Which lines below hold the word "thru"? Report each one.

§ Records for processing:
------------------------------
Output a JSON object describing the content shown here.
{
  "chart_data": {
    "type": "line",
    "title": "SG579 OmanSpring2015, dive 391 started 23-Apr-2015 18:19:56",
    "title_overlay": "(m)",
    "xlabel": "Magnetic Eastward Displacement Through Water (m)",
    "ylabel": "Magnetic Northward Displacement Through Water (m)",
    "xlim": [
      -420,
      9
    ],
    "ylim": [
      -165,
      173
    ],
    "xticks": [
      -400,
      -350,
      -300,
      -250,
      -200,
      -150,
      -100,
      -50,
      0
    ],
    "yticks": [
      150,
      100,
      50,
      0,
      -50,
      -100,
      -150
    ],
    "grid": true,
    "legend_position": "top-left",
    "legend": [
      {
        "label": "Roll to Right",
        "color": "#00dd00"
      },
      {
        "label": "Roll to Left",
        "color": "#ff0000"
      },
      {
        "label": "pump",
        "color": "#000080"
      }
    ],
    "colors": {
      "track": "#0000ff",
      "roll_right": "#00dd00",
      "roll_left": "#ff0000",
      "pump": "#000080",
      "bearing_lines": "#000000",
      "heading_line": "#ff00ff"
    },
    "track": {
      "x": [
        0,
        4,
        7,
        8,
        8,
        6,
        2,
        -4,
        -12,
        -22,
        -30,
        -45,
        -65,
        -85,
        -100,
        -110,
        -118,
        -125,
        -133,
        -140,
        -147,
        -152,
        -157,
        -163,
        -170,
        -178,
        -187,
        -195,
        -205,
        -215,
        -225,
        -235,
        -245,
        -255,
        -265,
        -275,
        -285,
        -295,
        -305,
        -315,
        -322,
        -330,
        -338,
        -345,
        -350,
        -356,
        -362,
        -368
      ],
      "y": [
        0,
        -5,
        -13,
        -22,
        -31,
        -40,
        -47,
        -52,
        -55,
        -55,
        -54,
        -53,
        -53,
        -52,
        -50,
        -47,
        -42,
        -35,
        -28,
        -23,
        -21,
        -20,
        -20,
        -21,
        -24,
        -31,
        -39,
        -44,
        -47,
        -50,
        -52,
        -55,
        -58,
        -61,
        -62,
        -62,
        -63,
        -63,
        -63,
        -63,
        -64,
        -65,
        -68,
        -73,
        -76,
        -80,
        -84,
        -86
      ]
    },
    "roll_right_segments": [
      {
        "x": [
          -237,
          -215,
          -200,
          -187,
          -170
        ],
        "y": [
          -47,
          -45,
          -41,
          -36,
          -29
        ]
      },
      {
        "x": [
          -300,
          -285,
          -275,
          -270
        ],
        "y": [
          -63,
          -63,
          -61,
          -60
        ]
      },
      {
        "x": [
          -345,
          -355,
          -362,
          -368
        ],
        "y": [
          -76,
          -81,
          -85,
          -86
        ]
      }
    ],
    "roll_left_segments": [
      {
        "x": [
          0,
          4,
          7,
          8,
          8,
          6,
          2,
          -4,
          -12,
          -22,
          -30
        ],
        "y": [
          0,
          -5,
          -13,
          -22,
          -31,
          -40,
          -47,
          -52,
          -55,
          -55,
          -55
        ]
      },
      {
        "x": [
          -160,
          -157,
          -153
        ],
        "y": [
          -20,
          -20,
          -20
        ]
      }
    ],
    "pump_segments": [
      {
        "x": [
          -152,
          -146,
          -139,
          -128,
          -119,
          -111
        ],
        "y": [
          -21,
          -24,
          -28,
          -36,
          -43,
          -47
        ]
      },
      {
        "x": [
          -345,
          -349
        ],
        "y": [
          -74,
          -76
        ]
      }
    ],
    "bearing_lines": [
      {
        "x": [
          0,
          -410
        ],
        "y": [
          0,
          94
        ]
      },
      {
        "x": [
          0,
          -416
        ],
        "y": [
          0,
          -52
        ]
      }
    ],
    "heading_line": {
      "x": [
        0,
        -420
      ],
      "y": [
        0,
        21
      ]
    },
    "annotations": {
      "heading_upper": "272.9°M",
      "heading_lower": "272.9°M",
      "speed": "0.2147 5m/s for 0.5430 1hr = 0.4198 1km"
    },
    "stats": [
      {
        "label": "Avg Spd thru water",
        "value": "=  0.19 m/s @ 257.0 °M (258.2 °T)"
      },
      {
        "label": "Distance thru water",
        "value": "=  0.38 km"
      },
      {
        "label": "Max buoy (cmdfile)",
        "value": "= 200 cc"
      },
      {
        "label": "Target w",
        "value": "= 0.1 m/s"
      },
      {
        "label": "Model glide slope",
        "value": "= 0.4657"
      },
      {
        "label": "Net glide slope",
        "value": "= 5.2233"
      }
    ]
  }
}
------------------------------
§ Answer to this exercise:
        "label": "Avg Spd thru water",
        "label": "Distance thru water",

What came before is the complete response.